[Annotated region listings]

────────

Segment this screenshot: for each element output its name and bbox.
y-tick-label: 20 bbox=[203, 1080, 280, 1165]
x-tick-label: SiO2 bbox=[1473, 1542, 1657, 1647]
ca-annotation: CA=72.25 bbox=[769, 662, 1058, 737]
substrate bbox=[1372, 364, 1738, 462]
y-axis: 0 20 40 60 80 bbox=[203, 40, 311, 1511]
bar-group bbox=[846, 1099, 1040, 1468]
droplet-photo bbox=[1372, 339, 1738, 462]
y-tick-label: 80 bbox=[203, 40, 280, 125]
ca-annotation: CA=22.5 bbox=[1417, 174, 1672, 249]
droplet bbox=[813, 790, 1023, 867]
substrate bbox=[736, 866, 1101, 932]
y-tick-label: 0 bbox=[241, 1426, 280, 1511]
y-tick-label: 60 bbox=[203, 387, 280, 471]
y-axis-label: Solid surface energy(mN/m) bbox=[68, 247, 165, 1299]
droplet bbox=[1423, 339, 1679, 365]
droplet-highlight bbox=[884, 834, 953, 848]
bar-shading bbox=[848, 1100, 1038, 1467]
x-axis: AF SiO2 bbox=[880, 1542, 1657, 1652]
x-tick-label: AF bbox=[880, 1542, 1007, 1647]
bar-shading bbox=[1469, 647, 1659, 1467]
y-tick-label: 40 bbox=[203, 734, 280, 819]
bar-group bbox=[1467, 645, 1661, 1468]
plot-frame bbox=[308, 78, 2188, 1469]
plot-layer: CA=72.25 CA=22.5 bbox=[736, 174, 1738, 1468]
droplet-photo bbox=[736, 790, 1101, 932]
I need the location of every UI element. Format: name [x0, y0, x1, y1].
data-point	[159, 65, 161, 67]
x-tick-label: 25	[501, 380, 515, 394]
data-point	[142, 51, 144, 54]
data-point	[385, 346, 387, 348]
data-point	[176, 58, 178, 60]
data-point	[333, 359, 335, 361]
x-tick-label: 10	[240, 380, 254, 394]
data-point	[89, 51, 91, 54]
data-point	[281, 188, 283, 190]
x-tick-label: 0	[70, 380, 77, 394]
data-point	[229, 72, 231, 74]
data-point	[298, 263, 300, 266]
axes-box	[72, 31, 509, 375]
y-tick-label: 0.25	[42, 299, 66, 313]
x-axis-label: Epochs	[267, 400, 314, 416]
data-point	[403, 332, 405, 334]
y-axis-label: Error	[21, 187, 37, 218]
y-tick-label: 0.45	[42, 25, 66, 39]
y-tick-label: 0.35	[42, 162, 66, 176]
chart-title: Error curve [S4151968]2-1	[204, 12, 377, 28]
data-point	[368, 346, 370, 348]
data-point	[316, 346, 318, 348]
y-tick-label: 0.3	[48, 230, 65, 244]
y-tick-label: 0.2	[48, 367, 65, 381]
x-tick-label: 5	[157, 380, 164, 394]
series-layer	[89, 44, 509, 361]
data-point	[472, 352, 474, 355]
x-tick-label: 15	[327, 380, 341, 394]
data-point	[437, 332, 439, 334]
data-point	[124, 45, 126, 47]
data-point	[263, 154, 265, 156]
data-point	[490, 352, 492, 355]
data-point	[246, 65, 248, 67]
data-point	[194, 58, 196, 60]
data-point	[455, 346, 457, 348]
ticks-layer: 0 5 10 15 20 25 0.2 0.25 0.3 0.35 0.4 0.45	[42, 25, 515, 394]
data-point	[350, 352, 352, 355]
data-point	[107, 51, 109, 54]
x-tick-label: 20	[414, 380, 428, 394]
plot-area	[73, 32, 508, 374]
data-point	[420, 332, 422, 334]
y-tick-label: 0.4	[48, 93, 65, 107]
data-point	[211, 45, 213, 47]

────────

*Written exercise:*
Present every line of the records above as a numbered list, leaving out any blank lines.

*Exercise solution:*
1. Segment this screenshot: for each element output its name and bbox.
2. y-tick-label: 20 bbox=[203, 1080, 280, 1165]
3. x-tick-label: SiO2 bbox=[1473, 1542, 1657, 1647]
4. ca-annotation: CA=72.25 bbox=[769, 662, 1058, 737]
5. substrate bbox=[1372, 364, 1738, 462]
6. y-axis: 0 20 40 60 80 bbox=[203, 40, 311, 1511]
7. bar-group bbox=[846, 1099, 1040, 1468]
8. droplet-photo bbox=[1372, 339, 1738, 462]
9. y-tick-label: 80 bbox=[203, 40, 280, 125]
10. ca-annotation: CA=22.5 bbox=[1417, 174, 1672, 249]
11. droplet bbox=[813, 790, 1023, 867]
12. substrate bbox=[736, 866, 1101, 932]
13. y-tick-label: 0 bbox=[241, 1426, 280, 1511]
14. y-tick-label: 60 bbox=[203, 387, 280, 471]
15. y-axis-label: Solid surface energy(mN/m) bbox=[68, 247, 165, 1299]
16. droplet bbox=[1423, 339, 1679, 365]
17. droplet-highlight bbox=[884, 834, 953, 848]
18. bar-shading bbox=[848, 1100, 1038, 1467]
19. x-axis: AF SiO2 bbox=[880, 1542, 1657, 1652]
20. x-tick-label: AF bbox=[880, 1542, 1007, 1647]
21. bar-shading bbox=[1469, 647, 1659, 1467]
22. y-tick-label: 40 bbox=[203, 734, 280, 819]
23. bar-group bbox=[1467, 645, 1661, 1468]
24. plot-frame bbox=[308, 78, 2188, 1469]
25. plot-layer: CA=72.25 CA=22.5 bbox=[736, 174, 1738, 1468]
26. droplet-photo bbox=[736, 790, 1101, 932]
27. I need the location of every UI element. Format: name [x0, y0, x1, y1].
28. data-point	[159, 65, 161, 67]
29. x-tick-label: 25	[501, 380, 515, 394]
30. data-point	[142, 51, 144, 54]
31. data-point	[385, 346, 387, 348]
32. data-point	[176, 58, 178, 60]
33. data-point	[333, 359, 335, 361]
34. x-tick-label: 10	[240, 380, 254, 394]
35. data-point	[89, 51, 91, 54]
36. data-point	[281, 188, 283, 190]
37. x-tick-label: 0	[70, 380, 77, 394]
38. data-point	[229, 72, 231, 74]
39. data-point	[298, 263, 300, 266]
40. axes-box	[72, 31, 509, 375]
41. y-tick-label: 0.25	[42, 299, 66, 313]
42. x-axis-label: Epochs	[267, 400, 314, 416]
43. data-point	[403, 332, 405, 334]
44. y-axis-label: Error	[21, 187, 37, 218]
45. y-tick-label: 0.45	[42, 25, 66, 39]
46. y-tick-label: 0.35	[42, 162, 66, 176]
47. chart-title: Error curve [S4151968]2-1	[204, 12, 377, 28]
48. data-point	[368, 346, 370, 348]
49. data-point	[316, 346, 318, 348]
50. y-tick-label: 0.3	[48, 230, 65, 244]
51. y-tick-label: 0.2	[48, 367, 65, 381]
52. x-tick-label: 5	[157, 380, 164, 394]
53. series-layer	[89, 44, 509, 361]
54. data-point	[472, 352, 474, 355]
55. x-tick-label: 15	[327, 380, 341, 394]
56. data-point	[437, 332, 439, 334]
57. data-point	[124, 45, 126, 47]
58. data-point	[263, 154, 265, 156]
59. data-point	[490, 352, 492, 355]
60. data-point	[246, 65, 248, 67]
61. data-point	[194, 58, 196, 60]
62. data-point	[455, 346, 457, 348]
63. ticks-layer: 0 5 10 15 20 25 0.2 0.25 0.3 0.35 0.4 0.45	[42, 25, 515, 394]
64. data-point	[350, 352, 352, 355]
65. data-point	[107, 51, 109, 54]
66. x-tick-label: 20	[414, 380, 428, 394]
67. plot-area	[73, 32, 508, 374]
68. data-point	[420, 332, 422, 334]
69. y-tick-label: 0.4	[48, 93, 65, 107]
70. data-point	[211, 45, 213, 47]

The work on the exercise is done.